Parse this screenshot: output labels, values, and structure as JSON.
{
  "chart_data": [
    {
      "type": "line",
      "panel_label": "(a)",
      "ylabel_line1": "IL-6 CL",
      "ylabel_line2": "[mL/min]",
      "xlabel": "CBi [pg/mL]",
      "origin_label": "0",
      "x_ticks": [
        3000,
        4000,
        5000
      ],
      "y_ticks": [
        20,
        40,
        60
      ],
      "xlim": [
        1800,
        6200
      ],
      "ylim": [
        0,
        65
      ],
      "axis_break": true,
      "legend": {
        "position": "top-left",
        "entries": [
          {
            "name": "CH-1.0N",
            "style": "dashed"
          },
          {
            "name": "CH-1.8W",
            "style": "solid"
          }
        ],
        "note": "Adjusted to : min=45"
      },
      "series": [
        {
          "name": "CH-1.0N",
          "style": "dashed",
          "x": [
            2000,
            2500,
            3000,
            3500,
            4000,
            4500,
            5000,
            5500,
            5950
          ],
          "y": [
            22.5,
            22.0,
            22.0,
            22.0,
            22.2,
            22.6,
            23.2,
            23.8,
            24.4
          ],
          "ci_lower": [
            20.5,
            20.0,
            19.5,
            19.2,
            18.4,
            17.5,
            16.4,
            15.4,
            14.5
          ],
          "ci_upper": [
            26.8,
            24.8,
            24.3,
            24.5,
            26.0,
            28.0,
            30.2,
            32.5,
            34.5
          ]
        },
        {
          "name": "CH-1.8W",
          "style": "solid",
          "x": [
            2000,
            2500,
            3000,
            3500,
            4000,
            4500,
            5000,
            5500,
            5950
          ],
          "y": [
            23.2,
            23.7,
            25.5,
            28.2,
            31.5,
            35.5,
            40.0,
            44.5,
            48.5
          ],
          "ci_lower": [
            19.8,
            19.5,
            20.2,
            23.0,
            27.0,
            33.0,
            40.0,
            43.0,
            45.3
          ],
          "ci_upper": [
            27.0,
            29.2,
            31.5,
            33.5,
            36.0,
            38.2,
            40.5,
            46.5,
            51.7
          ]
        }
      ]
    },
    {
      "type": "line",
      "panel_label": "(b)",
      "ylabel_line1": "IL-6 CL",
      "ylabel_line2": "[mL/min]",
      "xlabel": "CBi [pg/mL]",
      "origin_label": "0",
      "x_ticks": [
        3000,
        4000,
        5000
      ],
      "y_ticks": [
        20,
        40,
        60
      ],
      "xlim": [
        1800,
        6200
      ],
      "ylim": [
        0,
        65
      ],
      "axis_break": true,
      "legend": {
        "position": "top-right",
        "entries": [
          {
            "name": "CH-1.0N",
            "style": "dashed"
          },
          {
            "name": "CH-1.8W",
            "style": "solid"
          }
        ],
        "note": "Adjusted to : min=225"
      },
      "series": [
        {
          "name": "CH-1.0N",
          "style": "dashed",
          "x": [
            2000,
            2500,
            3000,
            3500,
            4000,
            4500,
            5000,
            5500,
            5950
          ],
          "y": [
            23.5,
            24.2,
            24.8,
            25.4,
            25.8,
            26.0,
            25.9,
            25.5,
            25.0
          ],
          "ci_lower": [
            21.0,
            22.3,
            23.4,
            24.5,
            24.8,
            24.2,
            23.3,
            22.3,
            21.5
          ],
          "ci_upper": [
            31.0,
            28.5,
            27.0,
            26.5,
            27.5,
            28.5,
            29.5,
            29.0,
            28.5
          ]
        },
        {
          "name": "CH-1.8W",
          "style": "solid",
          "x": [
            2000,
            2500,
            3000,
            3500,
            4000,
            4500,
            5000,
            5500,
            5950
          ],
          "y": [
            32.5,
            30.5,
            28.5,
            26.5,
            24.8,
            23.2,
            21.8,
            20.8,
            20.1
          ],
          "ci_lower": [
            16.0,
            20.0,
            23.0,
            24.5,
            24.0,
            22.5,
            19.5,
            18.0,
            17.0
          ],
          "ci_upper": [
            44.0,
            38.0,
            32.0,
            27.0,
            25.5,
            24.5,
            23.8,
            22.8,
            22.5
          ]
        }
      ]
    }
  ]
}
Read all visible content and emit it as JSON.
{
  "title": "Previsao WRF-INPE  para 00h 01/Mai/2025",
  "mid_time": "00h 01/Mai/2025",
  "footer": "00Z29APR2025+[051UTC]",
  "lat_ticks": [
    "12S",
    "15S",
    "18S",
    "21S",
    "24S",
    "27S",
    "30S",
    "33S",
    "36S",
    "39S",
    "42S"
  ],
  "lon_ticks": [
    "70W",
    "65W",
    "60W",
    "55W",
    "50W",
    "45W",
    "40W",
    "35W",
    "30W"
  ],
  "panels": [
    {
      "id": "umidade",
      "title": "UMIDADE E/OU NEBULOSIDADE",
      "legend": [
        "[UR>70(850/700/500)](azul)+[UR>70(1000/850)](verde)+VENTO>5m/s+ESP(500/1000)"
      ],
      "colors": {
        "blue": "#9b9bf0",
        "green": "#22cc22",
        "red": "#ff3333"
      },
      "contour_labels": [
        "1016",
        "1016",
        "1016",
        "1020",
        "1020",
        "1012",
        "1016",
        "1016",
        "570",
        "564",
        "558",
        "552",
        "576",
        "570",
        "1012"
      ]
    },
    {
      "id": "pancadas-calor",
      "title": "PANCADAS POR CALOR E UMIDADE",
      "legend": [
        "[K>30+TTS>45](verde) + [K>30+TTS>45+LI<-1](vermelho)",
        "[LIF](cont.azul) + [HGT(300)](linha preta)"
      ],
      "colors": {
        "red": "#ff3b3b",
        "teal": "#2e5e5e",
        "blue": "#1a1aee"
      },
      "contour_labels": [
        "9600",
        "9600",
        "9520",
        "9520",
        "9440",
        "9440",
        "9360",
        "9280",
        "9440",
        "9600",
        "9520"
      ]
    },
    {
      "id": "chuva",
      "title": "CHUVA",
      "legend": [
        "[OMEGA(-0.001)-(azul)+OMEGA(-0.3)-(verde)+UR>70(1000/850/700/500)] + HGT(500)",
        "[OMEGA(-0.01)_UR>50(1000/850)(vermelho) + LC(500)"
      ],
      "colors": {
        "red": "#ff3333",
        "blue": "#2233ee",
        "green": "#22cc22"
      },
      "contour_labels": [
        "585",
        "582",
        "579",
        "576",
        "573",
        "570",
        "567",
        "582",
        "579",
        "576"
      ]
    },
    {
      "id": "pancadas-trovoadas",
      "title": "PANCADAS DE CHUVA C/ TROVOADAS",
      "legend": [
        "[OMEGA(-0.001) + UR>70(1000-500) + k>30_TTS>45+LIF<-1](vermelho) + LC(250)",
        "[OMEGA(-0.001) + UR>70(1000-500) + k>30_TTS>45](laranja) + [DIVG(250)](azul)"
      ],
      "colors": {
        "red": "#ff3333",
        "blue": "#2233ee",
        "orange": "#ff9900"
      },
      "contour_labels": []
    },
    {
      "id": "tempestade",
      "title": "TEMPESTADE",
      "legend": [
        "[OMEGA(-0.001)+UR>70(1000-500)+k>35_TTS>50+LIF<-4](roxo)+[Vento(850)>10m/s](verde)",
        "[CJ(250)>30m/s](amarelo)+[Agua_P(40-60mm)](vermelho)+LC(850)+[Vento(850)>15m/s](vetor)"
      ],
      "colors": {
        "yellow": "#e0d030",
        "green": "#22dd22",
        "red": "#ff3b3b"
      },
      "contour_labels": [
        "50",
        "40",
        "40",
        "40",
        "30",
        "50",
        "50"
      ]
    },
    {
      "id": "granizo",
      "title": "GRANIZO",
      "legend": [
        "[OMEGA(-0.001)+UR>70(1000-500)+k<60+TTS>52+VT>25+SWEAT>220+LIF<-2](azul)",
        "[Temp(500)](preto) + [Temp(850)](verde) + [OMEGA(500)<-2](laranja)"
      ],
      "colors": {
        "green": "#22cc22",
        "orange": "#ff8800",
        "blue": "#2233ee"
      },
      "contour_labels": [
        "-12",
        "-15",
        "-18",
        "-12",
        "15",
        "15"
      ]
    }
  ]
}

-- -- --

Stated problem:
Determine how many lines in the data above contain the string "title". Give nothing except the number.

Full response:
7